**Figure contents as structured data**

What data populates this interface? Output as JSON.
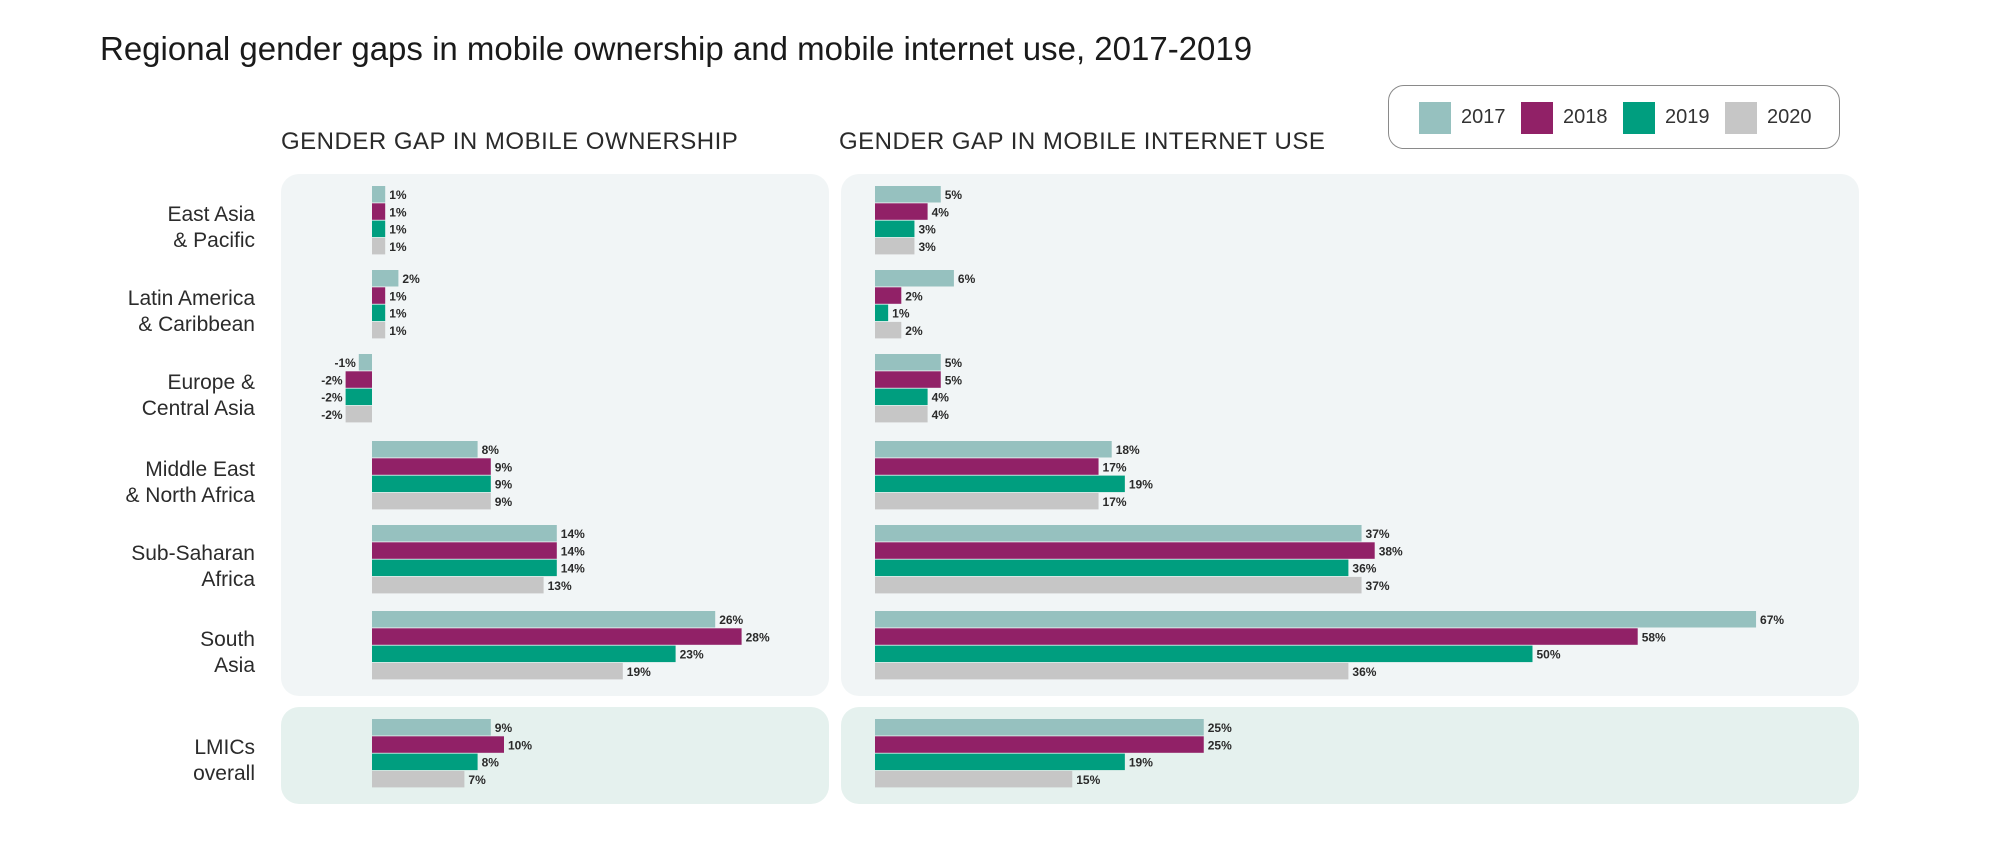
{
  "title": "Regional gender gaps in mobile ownership and mobile internet use, 2017-2019",
  "legend": [
    {
      "label": "2017",
      "color": "#96c1bf"
    },
    {
      "label": "2018",
      "color": "#912167"
    },
    {
      "label": "2019",
      "color": "#009e7f"
    },
    {
      "label": "2020",
      "color": "#c6c6c6"
    }
  ],
  "chart_data": [
    {
      "type": "bar",
      "orientation": "horizontal",
      "title": "GENDER GAP IN MOBILE OWNERSHIP",
      "categories": [
        "East Asia\n& Pacific",
        "Latin America\n& Caribbean",
        "Europe &\nCentral Asia",
        "Middle East\n& North Africa",
        "Sub-Saharan\nAfrica",
        "South\nAsia",
        "LMICs\noverall"
      ],
      "series": [
        {
          "name": "2017",
          "values": [
            1,
            2,
            -1,
            8,
            14,
            26,
            9
          ],
          "labels": [
            "1%",
            "2%",
            "-1%",
            "8%",
            "14%",
            "26%",
            "9%"
          ]
        },
        {
          "name": "2018",
          "values": [
            1,
            1,
            -2,
            9,
            14,
            28,
            10
          ],
          "labels": [
            "1%",
            "1%",
            "-2%",
            "9%",
            "14%",
            "28%",
            "10%"
          ]
        },
        {
          "name": "2019",
          "values": [
            1,
            1,
            -2,
            9,
            14,
            23,
            8
          ],
          "labels": [
            "1%",
            "1%",
            "-2%",
            "9%",
            "14%",
            "23%",
            "8%"
          ]
        },
        {
          "name": "2020",
          "values": [
            1,
            1,
            -2,
            9,
            13,
            19,
            7
          ],
          "labels": [
            "1%",
            "1%",
            "-2%",
            "9%",
            "13%",
            "19%",
            "7%"
          ]
        }
      ]
    },
    {
      "type": "bar",
      "orientation": "horizontal",
      "title": "GENDER GAP IN MOBILE INTERNET USE",
      "categories": [
        "East Asia\n& Pacific",
        "Latin America\n& Caribbean",
        "Europe &\nCentral Asia",
        "Middle East\n& North Africa",
        "Sub-Saharan\nAfrica",
        "South\nAsia",
        "LMICs\noverall"
      ],
      "series": [
        {
          "name": "2017",
          "values": [
            5,
            6,
            5,
            18,
            37,
            67,
            25
          ],
          "labels": [
            "5%",
            "6%",
            "5%",
            "18%",
            "37%",
            "67%",
            "25%"
          ]
        },
        {
          "name": "2018",
          "values": [
            4,
            2,
            5,
            17,
            38,
            58,
            25
          ],
          "labels": [
            "4%",
            "2%",
            "5%",
            "17%",
            "38%",
            "58%",
            "25%"
          ]
        },
        {
          "name": "2019",
          "values": [
            3,
            1,
            4,
            19,
            36,
            50,
            19
          ],
          "labels": [
            "3%",
            "1%",
            "4%",
            "19%",
            "36%",
            "50%",
            "19%"
          ]
        },
        {
          "name": "2020",
          "values": [
            3,
            2,
            4,
            17,
            37,
            36,
            15
          ],
          "labels": [
            "3%",
            "2%",
            "4%",
            "17%",
            "37%",
            "36%",
            "15%"
          ]
        }
      ]
    }
  ]
}
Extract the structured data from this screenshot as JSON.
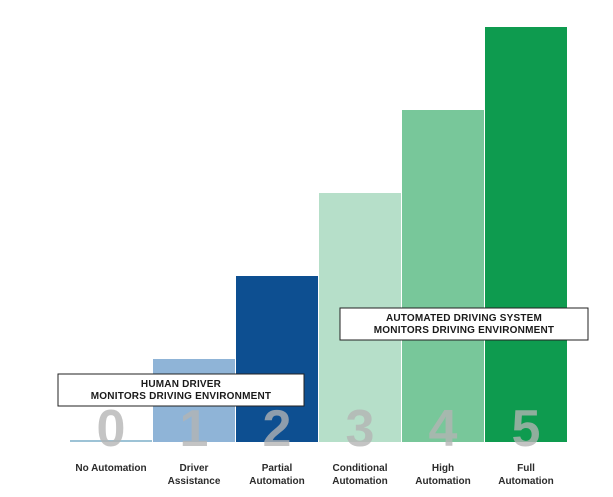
{
  "chart_data": {
    "type": "bar",
    "categories": [
      "0",
      "1",
      "2",
      "3",
      "4",
      "5"
    ],
    "category_names": [
      [
        "No Automation"
      ],
      [
        "Driver",
        "Assistance"
      ],
      [
        "Partial",
        "Automation"
      ],
      [
        "Conditional",
        "Automation"
      ],
      [
        "High",
        "Automation"
      ],
      [
        "Full",
        "Automation"
      ]
    ],
    "values": [
      0,
      1,
      2,
      3,
      4,
      5
    ],
    "ylim": [
      0,
      5
    ],
    "grid": false,
    "legend": "none",
    "colors": [
      "#9dc3d6",
      "#8fb4d7",
      "#0d4f91",
      "#b6dfc9",
      "#78c79a",
      "#0e9b4f"
    ],
    "number_color": "#b3b3b3",
    "callouts": [
      {
        "lines": [
          "HUMAN DRIVER",
          "MONITORS DRIVING ENVIRONMENT"
        ],
        "spans_levels": [
          0,
          2
        ]
      },
      {
        "lines": [
          "AUTOMATED DRIVING SYSTEM",
          "MONITORS DRIVING ENVIRONMENT"
        ],
        "spans_levels": [
          3,
          5
        ]
      }
    ]
  }
}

**WRITTEN TASK**
Write out exactly the lines from the one that contains "Extract the structured" through the last line of the data above, both included. Leave every picture out.

**RESULT FOR THIS EXERCISE**
Extract the structured data from this screenshot as JSON.
{
  "chart_data": {
    "type": "bar",
    "categories": [
      "0",
      "1",
      "2",
      "3",
      "4",
      "5"
    ],
    "category_names": [
      [
        "No Automation"
      ],
      [
        "Driver",
        "Assistance"
      ],
      [
        "Partial",
        "Automation"
      ],
      [
        "Conditional",
        "Automation"
      ],
      [
        "High",
        "Automation"
      ],
      [
        "Full",
        "Automation"
      ]
    ],
    "values": [
      0,
      1,
      2,
      3,
      4,
      5
    ],
    "ylim": [
      0,
      5
    ],
    "grid": false,
    "legend": "none",
    "colors": [
      "#9dc3d6",
      "#8fb4d7",
      "#0d4f91",
      "#b6dfc9",
      "#78c79a",
      "#0e9b4f"
    ],
    "number_color": "#b3b3b3",
    "callouts": [
      {
        "lines": [
          "HUMAN DRIVER",
          "MONITORS DRIVING ENVIRONMENT"
        ],
        "spans_levels": [
          0,
          2
        ]
      },
      {
        "lines": [
          "AUTOMATED DRIVING SYSTEM",
          "MONITORS DRIVING ENVIRONMENT"
        ],
        "spans_levels": [
          3,
          5
        ]
      }
    ]
  }
}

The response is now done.